[start SUPPLIED MATERIAL]

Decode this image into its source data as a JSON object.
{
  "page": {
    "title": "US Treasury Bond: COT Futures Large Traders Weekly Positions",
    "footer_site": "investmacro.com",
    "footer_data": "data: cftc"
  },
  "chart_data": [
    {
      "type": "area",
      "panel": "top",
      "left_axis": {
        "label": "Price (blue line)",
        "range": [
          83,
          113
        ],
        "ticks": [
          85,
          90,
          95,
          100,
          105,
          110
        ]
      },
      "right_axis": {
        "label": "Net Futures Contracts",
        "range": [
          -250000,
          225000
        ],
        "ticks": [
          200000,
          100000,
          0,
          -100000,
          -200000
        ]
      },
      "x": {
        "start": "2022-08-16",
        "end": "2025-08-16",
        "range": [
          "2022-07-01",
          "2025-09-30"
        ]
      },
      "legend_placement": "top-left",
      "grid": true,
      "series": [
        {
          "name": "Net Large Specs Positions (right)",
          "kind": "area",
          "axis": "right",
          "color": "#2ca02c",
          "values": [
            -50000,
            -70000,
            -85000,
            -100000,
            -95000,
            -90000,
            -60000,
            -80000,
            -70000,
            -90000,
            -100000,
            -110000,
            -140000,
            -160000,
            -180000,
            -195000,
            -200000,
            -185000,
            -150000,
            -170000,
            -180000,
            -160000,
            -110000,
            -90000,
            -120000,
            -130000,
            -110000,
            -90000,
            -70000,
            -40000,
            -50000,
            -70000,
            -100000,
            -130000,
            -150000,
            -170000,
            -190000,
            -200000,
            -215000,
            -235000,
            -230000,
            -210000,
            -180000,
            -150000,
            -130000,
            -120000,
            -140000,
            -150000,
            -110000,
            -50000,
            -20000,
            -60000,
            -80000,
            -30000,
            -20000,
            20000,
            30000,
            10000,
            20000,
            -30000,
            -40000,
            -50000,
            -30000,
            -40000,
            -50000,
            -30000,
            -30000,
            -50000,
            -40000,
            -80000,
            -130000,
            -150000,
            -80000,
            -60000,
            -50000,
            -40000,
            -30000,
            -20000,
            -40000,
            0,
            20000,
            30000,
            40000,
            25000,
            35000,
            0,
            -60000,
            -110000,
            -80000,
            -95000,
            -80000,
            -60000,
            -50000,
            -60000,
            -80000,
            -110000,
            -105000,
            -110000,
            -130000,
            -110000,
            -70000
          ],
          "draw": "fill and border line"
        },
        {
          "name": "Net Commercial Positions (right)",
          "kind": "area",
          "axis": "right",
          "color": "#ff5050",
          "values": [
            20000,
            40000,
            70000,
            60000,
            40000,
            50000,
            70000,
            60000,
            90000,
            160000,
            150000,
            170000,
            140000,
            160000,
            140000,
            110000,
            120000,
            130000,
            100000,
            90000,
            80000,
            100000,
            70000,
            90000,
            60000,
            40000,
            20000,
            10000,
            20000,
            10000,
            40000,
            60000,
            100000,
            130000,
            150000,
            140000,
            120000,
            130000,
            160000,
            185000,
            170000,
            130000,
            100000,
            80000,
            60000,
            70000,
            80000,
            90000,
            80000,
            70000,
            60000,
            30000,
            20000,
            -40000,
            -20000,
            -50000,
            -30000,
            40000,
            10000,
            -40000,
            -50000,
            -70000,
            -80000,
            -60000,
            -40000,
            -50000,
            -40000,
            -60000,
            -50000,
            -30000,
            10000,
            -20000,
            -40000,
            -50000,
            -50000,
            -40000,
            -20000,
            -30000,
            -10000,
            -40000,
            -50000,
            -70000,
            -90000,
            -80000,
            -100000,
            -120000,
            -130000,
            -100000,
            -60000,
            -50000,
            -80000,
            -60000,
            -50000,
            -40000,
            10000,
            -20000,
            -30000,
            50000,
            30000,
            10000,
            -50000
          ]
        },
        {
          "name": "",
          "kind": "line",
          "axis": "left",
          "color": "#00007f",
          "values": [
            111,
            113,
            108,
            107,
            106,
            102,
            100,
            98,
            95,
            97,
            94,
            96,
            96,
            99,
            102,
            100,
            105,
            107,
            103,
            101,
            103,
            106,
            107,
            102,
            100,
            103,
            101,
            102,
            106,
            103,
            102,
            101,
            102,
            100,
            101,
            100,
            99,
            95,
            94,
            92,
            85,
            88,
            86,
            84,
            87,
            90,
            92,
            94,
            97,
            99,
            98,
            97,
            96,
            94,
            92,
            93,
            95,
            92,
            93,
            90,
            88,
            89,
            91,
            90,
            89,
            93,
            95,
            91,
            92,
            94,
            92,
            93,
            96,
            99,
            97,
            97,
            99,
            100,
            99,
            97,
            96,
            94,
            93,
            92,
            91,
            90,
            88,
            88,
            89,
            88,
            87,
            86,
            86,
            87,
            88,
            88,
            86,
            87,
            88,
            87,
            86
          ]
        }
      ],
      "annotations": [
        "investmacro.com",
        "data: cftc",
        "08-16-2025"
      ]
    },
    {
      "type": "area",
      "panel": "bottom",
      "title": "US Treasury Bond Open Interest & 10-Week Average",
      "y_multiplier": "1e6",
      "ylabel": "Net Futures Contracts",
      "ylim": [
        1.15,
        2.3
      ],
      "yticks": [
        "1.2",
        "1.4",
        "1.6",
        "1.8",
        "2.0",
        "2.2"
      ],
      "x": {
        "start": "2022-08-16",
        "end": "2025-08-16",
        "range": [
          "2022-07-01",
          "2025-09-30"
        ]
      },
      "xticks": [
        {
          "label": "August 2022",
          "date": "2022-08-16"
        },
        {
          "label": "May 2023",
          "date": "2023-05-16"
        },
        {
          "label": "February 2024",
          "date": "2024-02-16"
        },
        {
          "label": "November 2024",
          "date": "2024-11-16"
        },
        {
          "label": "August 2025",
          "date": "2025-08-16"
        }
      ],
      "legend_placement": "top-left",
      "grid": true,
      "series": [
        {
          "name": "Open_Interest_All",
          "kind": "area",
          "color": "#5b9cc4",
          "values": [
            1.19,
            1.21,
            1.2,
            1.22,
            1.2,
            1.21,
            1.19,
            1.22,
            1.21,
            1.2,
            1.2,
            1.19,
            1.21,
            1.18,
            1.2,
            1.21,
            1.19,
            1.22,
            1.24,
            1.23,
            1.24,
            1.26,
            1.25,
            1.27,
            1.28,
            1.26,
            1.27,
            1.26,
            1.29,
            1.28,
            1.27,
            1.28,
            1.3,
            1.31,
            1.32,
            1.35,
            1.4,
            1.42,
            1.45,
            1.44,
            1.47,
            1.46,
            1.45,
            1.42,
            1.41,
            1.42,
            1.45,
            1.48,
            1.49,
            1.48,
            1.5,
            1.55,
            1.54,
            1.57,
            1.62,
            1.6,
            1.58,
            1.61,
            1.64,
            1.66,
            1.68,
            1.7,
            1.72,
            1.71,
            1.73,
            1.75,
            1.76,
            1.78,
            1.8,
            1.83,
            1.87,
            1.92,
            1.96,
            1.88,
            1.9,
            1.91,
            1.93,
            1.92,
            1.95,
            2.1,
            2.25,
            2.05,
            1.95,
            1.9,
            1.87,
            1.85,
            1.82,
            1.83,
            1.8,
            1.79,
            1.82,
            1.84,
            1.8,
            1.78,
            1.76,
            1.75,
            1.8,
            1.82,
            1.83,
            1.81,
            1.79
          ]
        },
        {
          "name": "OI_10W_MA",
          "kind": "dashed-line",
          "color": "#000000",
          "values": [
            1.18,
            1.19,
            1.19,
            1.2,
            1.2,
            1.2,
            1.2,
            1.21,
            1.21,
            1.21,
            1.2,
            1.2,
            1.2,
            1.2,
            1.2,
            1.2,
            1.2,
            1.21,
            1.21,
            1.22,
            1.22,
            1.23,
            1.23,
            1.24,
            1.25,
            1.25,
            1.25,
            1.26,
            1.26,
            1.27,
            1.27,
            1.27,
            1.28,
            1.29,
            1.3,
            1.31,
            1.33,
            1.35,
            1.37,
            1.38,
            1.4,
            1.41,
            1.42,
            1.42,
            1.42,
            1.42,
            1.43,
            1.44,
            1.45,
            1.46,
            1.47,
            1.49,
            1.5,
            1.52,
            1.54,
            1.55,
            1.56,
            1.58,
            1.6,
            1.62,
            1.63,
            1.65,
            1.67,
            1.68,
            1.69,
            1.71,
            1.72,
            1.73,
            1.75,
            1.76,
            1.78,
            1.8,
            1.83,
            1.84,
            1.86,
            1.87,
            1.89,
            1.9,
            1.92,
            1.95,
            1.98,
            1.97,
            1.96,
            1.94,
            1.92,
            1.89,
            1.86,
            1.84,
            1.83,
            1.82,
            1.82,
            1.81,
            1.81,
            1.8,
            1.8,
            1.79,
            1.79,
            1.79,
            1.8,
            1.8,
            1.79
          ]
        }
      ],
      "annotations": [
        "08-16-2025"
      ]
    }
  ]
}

[end SUPPLIED MATERIAL]

**TASK INSTRUCTIONS:** Pick out every line with the string "title" and copy it.

**OUTPUT BELOW:**
    "title": "US Treasury Bond: COT Futures Large Traders Weekly Positions",
      "title": "US Treasury Bond Open Interest & 10-Week Average",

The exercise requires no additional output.